* Exercise *
Omit every picture and output the rest of the records exactly as they are.

* The input *
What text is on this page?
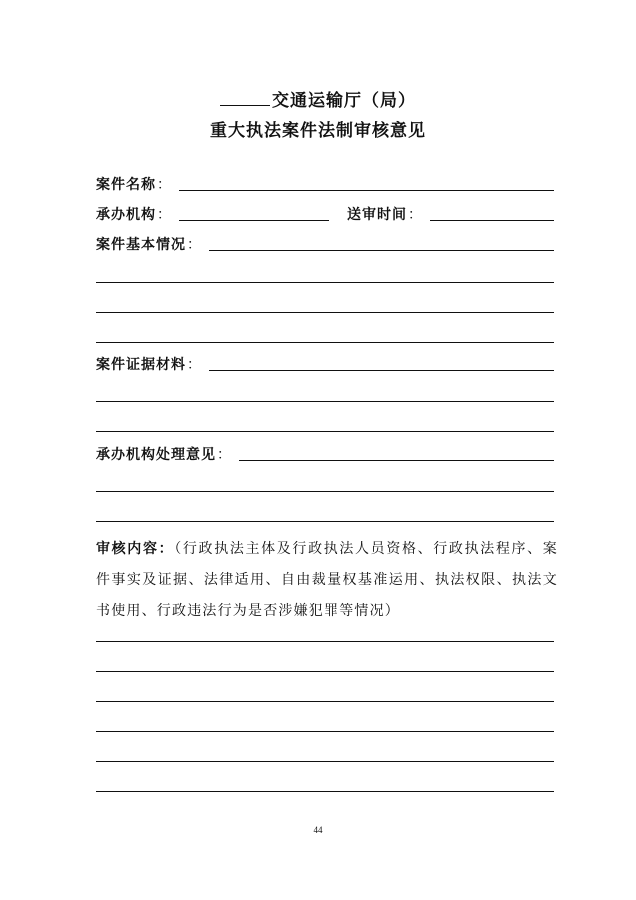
交通运输厅（局）
重大执法案件法制审核意见
案件名称 ：
承办机构 ：	送审时间 ：
案件基本情况 ：
案件证据材料 ：
承办机构处理意见 ：
审核内容：（行政执法主体及行政执法人员资格、行政执法程序、案件事实及证据、法律适用、自由裁量权基准运用、执法权限、执法文书使用、行政违法行为是否涉嫌犯罪等情况）
44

* Result of the task *
What text is on this page?
交通运输厅（局）
重大执法案件法制审核意见
案件名称 ：
承办机构 ：	送审时间 ：
案件基本情况 ：
案件证据材料 ：
承办机构处理意见 ：
审核内容：（行政执法主体及行政执法人员资格、行政执法程序、案件事实及证据、法律适用、自由裁量权基准运用、执法权限、执法文书使用、行政违法行为是否涉嫌犯罪等情况）
44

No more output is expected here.